Extract all of the data and reproduce it precisely.

───── Recorded data ─────

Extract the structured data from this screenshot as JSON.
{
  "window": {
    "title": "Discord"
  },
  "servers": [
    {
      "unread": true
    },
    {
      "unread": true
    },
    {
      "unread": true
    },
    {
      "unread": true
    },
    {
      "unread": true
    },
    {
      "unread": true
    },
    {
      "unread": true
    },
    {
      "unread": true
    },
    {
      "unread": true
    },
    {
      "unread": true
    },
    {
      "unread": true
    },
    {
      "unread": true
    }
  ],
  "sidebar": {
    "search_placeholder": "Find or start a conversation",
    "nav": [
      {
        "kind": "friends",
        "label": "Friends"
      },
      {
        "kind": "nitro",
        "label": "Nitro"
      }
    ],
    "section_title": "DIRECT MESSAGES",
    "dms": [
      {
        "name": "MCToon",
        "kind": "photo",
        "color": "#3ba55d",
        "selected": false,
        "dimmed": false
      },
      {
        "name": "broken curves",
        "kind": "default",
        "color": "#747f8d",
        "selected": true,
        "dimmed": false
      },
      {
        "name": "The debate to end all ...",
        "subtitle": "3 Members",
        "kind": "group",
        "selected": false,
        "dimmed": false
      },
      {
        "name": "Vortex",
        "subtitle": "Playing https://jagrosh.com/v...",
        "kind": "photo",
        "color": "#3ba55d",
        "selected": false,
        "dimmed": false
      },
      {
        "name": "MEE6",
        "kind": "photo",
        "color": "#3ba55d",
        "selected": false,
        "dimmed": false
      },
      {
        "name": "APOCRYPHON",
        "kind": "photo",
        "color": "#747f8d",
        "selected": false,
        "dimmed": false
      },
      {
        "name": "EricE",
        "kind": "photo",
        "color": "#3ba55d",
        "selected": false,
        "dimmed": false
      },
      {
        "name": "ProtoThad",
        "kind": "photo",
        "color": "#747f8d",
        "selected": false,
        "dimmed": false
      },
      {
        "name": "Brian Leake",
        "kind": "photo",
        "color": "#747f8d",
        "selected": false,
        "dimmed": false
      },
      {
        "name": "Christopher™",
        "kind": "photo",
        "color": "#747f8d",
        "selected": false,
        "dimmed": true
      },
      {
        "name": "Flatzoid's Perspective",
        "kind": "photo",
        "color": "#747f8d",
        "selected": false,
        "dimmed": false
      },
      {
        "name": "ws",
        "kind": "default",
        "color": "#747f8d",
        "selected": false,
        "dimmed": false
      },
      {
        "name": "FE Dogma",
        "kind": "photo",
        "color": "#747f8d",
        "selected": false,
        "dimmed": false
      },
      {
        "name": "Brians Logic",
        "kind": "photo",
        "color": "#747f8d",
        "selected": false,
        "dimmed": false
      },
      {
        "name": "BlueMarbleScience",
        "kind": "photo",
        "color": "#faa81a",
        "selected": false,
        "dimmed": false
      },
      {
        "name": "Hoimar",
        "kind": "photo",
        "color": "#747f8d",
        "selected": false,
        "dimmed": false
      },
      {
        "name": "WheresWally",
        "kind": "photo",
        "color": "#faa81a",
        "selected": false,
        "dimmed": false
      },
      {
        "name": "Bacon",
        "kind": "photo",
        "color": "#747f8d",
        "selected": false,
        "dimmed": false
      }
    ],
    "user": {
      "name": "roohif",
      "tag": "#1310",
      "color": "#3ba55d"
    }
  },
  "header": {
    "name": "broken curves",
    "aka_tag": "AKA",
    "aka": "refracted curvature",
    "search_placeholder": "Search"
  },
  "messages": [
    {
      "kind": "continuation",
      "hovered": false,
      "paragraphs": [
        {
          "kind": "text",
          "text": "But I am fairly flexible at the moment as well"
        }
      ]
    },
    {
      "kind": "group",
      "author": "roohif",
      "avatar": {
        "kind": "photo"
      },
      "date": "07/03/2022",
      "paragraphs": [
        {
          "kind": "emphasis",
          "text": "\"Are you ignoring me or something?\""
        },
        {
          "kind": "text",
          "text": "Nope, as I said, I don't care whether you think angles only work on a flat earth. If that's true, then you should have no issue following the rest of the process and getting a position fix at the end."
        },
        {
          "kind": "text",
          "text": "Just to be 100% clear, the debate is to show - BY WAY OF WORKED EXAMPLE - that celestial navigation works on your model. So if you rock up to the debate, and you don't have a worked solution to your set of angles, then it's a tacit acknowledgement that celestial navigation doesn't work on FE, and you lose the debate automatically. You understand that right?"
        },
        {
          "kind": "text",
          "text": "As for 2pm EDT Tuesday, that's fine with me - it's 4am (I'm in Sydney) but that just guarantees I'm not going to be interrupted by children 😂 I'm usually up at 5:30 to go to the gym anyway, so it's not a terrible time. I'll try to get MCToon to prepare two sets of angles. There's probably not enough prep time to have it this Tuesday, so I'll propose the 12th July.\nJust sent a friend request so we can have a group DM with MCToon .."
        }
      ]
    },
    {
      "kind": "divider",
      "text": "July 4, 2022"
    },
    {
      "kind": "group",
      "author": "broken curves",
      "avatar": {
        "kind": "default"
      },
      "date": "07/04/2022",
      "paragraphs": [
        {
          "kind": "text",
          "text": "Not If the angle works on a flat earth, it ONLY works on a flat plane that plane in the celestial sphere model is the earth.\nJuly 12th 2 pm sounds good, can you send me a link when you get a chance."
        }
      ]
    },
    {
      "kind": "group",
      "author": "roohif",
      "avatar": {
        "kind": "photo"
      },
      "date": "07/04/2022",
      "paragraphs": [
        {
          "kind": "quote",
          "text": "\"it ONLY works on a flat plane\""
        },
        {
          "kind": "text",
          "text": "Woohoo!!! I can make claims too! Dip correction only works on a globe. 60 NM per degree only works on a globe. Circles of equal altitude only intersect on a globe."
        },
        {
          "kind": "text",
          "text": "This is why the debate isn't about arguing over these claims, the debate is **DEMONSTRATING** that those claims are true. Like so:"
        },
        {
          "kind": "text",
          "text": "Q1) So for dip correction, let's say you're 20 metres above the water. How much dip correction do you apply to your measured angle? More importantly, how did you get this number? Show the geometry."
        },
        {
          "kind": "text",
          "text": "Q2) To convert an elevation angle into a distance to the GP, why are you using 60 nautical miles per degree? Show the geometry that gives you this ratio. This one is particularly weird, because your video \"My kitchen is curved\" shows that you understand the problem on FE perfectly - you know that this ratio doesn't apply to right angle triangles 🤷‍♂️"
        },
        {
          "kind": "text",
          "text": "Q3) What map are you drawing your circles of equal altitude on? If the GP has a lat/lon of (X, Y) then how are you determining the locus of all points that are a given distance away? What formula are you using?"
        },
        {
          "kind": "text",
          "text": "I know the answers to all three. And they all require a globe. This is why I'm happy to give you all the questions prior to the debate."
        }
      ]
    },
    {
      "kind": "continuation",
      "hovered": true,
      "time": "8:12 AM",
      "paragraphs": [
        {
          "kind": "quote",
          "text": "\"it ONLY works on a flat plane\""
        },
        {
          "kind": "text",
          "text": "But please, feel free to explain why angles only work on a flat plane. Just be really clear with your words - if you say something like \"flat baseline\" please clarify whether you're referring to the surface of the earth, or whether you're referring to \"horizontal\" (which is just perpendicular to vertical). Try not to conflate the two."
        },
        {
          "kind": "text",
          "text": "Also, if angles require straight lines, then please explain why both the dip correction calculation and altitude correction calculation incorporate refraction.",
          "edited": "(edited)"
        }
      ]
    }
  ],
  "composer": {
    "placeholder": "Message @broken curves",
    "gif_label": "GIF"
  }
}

─────

→ Written answer:
Extract the structured data from this screenshot as JSON.
{
  "window": {
    "title": "Discord"
  },
  "servers": [
    {
      "unread": true
    },
    {
      "unread": true
    },
    {
      "unread": true
    },
    {
      "unread": true
    },
    {
      "unread": true
    },
    {
      "unread": true
    },
    {
      "unread": true
    },
    {
      "unread": true
    },
    {
      "unread": true
    },
    {
      "unread": true
    },
    {
      "unread": true
    },
    {
      "unread": true
    }
  ],
  "sidebar": {
    "search_placeholder": "Find or start a conversation",
    "nav": [
      {
        "kind": "friends",
        "label": "Friends"
      },
      {
        "kind": "nitro",
        "label": "Nitro"
      }
    ],
    "section_title": "DIRECT MESSAGES",
    "dms": [
      {
        "name": "MCToon",
        "kind": "photo",
        "color": "#3ba55d",
        "selected": false,
        "dimmed": false
      },
      {
        "name": "broken curves",
        "kind": "default",
        "color": "#747f8d",
        "selected": true,
        "dimmed": false
      },
      {
        "name": "The debate to end all ...",
        "subtitle": "3 Members",
        "kind": "group",
        "selected": false,
        "dimmed": false
      },
      {
        "name": "Vortex",
        "subtitle": "Playing https://jagrosh.com/v...",
        "kind": "photo",
        "color": "#3ba55d",
        "selected": false,
        "dimmed": false
      },
      {
        "name": "MEE6",
        "kind": "photo",
        "color": "#3ba55d",
        "selected": false,
        "dimmed": false
      },
      {
        "name": "APOCRYPHON",
        "kind": "photo",
        "color": "#747f8d",
        "selected": false,
        "dimmed": false
      },
      {
        "name": "EricE",
        "kind": "photo",
        "color": "#3ba55d",
        "selected": false,
        "dimmed": false
      },
      {
        "name": "ProtoThad",
        "kind": "photo",
        "color": "#747f8d",
        "selected": false,
        "dimmed": false
      },
      {
        "name": "Brian Leake",
        "kind": "photo",
        "color": "#747f8d",
        "selected": false,
        "dimmed": false
      },
      {
        "name": "Christopher™",
        "kind": "photo",
        "color": "#747f8d",
        "selected": false,
        "dimmed": true
      },
      {
        "name": "Flatzoid's Perspective",
        "kind": "photo",
        "color": "#747f8d",
        "selected": false,
        "dimmed": false
      },
      {
        "name": "ws",
        "kind": "default",
        "color": "#747f8d",
        "selected": false,
        "dimmed": false
      },
      {
        "name": "FE Dogma",
        "kind": "photo",
        "color": "#747f8d",
        "selected": false,
        "dimmed": false
      },
      {
        "name": "Brians Logic",
        "kind": "photo",
        "color": "#747f8d",
        "selected": false,
        "dimmed": false
      },
      {
        "name": "BlueMarbleScience",
        "kind": "photo",
        "color": "#faa81a",
        "selected": false,
        "dimmed": false
      },
      {
        "name": "Hoimar",
        "kind": "photo",
        "color": "#747f8d",
        "selected": false,
        "dimmed": false
      },
      {
        "name": "WheresWally",
        "kind": "photo",
        "color": "#faa81a",
        "selected": false,
        "dimmed": false
      },
      {
        "name": "Bacon",
        "kind": "photo",
        "color": "#747f8d",
        "selected": false,
        "dimmed": false
      }
    ],
    "user": {
      "name": "roohif",
      "tag": "#1310",
      "color": "#3ba55d"
    }
  },
  "header": {
    "name": "broken curves",
    "aka_tag": "AKA",
    "aka": "refracted curvature",
    "search_placeholder": "Search"
  },
  "messages": [
    {
      "kind": "continuation",
      "hovered": false,
      "paragraphs": [
        {
          "kind": "text",
          "text": "But I am fairly flexible at the moment as well"
        }
      ]
    },
    {
      "kind": "group",
      "author": "roohif",
      "avatar": {
        "kind": "photo"
      },
      "date": "07/03/2022",
      "paragraphs": [
        {
          "kind": "emphasis",
          "text": "\"Are you ignoring me or something?\""
        },
        {
          "kind": "text",
          "text": "Nope, as I said, I don't care whether you think angles only work on a flat earth. If that's true, then you should have no issue following the rest of the process and getting a position fix at the end."
        },
        {
          "kind": "text",
          "text": "Just to be 100% clear, the debate is to show - BY WAY OF WORKED EXAMPLE - that celestial navigation works on your model. So if you rock up to the debate, and you don't have a worked solution to your set of angles, then it's a tacit acknowledgement that celestial navigation doesn't work on FE, and you lose the debate automatically. You understand that right?"
        },
        {
          "kind": "text",
          "text": "As for 2pm EDT Tuesday, that's fine with me - it's 4am (I'm in Sydney) but that just guarantees I'm not going to be interrupted by children 😂 I'm usually up at 5:30 to go to the gym anyway, so it's not a terrible time. I'll try to get MCToon to prepare two sets of angles. There's probably not enough prep time to have it this Tuesday, so I'll propose the 12th July.\nJust sent a friend request so we can have a group DM with MCToon .."
        }
      ]
    },
    {
      "kind": "divider",
      "text": "July 4, 2022"
    },
    {
      "kind": "group",
      "author": "broken curves",
      "avatar": {
        "kind": "default"
      },
      "date": "07/04/2022",
      "paragraphs": [
        {
          "kind": "text",
          "text": "Not If the angle works on a flat earth, it ONLY works on a flat plane that plane in the celestial sphere model is the earth.\nJuly 12th 2 pm sounds good, can you send me a link when you get a chance."
        }
      ]
    },
    {
      "kind": "group",
      "author": "roohif",
      "avatar": {
        "kind": "photo"
      },
      "date": "07/04/2022",
      "paragraphs": [
        {
          "kind": "quote",
          "text": "\"it ONLY works on a flat plane\""
        },
        {
          "kind": "text",
          "text": "Woohoo!!! I can make claims too! Dip correction only works on a globe. 60 NM per degree only works on a globe. Circles of equal altitude only intersect on a globe."
        },
        {
          "kind": "text",
          "text": "This is why the debate isn't about arguing over these claims, the debate is **DEMONSTRATING** that those claims are true. Like so:"
        },
        {
          "kind": "text",
          "text": "Q1) So for dip correction, let's say you're 20 metres above the water. How much dip correction do you apply to your measured angle? More importantly, how did you get this number? Show the geometry."
        },
        {
          "kind": "text",
          "text": "Q2) To convert an elevation angle into a distance to the GP, why are you using 60 nautical miles per degree? Show the geometry that gives you this ratio. This one is particularly weird, because your video \"My kitchen is curved\" shows that you understand the problem on FE perfectly - you know that this ratio doesn't apply to right angle triangles 🤷‍♂️"
        },
        {
          "kind": "text",
          "text": "Q3) What map are you drawing your circles of equal altitude on? If the GP has a lat/lon of (X, Y) then how are you determining the locus of all points that are a given distance away? What formula are you using?"
        },
        {
          "kind": "text",
          "text": "I know the answers to all three. And they all require a globe. This is why I'm happy to give you all the questions prior to the debate."
        }
      ]
    },
    {
      "kind": "continuation",
      "hovered": true,
      "time": "8:12 AM",
      "paragraphs": [
        {
          "kind": "quote",
          "text": "\"it ONLY works on a flat plane\""
        },
        {
          "kind": "text",
          "text": "But please, feel free to explain why angles only work on a flat plane. Just be really clear with your words - if you say something like \"flat baseline\" please clarify whether you're referring to the surface of the earth, or whether you're referring to \"horizontal\" (which is just perpendicular to vertical). Try not to conflate the two."
        },
        {
          "kind": "text",
          "text": "Also, if angles require straight lines, then please explain why both the dip correction calculation and altitude correction calculation incorporate refraction.",
          "edited": "(edited)"
        }
      ]
    }
  ],
  "composer": {
    "placeholder": "Message @broken curves",
    "gif_label": "GIF"
  }
}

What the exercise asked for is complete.